Directive.
Go through the records and show each line where the word "Norge" occurs.

Data.

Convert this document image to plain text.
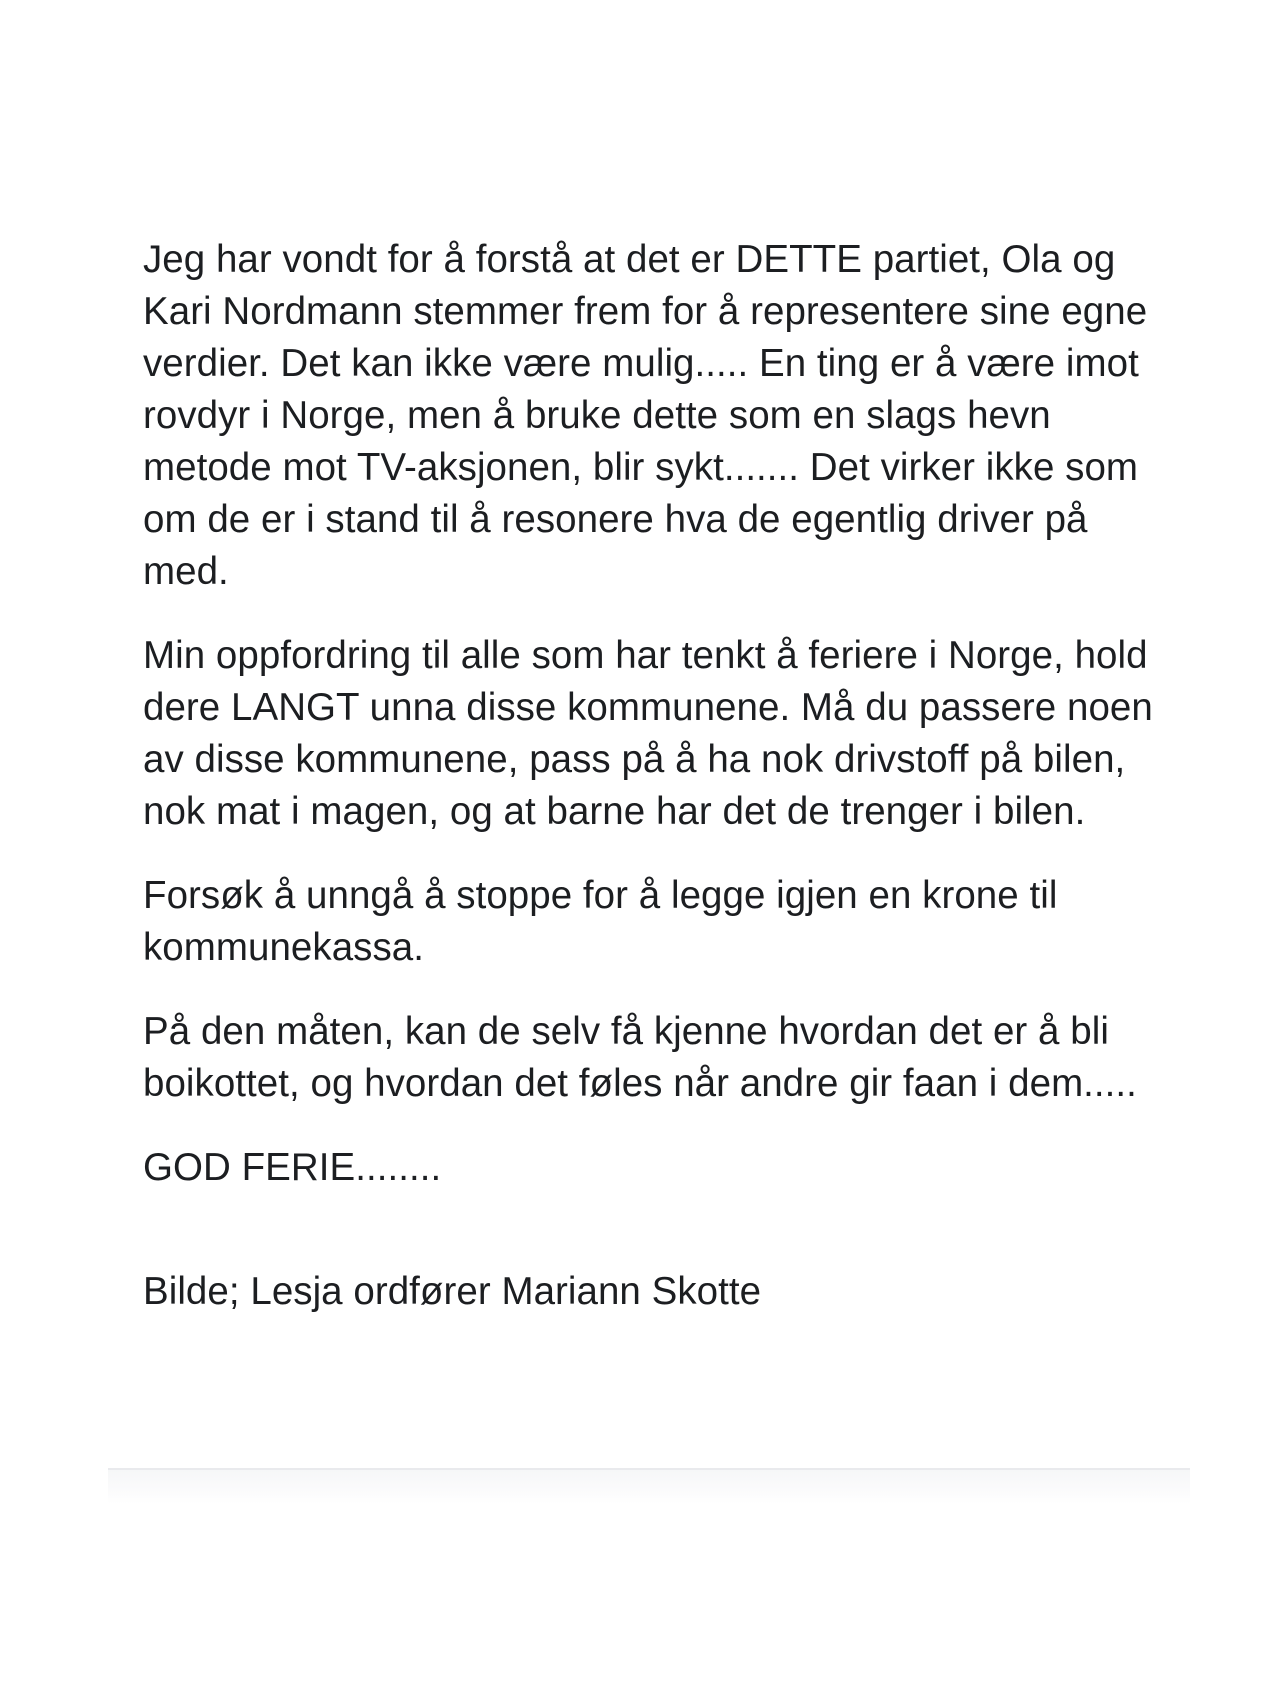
Jeg har vondt for å forstå at det er DETTE partiet, Ola og Kari Nordmann stemmer frem for å representere sine egne verdier. Det kan ikke være mulig..... En ting er å være imot rovdyr i Norge, men å bruke dette som en slags hevn metode mot TV-aksjonen, blir sykt....... Det virker ikke som om de er i stand til å resonere hva de egentlig driver på med.

Min oppfordring til alle som har tenkt å feriere i Norge, hold dere LANGT unna disse kommunene. Må du passere noen av disse kommunene, pass på å ha nok drivstoff på bilen, nok mat i magen, og at barne har det de trenger i bilen.

Forsøk å unngå å stoppe for å legge igjen en krone til kommunekassa.

På den måten, kan de selv få kjenne hvordan det er å bli boikottet, og hvordan det føles når andre gir faan i dem.....

GOD FERIE........

Bilde; Lesja ordfører Mariann Skotte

Written answer.
Jeg har vondt for å forstå at det er DETTE partiet, Ola og Kari Nordmann stemmer frem for å representere sine egne verdier. Det kan ikke være mulig..... En ting er å være imot rovdyr i Norge, men å bruke dette som en slags hevn metode mot TV-aksjonen, blir sykt....... Det virker ikke som om de er i stand til å resonere hva de egentlig driver på med.
Min oppfordring til alle som har tenkt å feriere i Norge, hold dere LANGT unna disse kommunene. Må du passere noen av disse kommunene, pass på å ha nok drivstoff på bilen, nok mat i magen, og at barne har det de trenger i bilen.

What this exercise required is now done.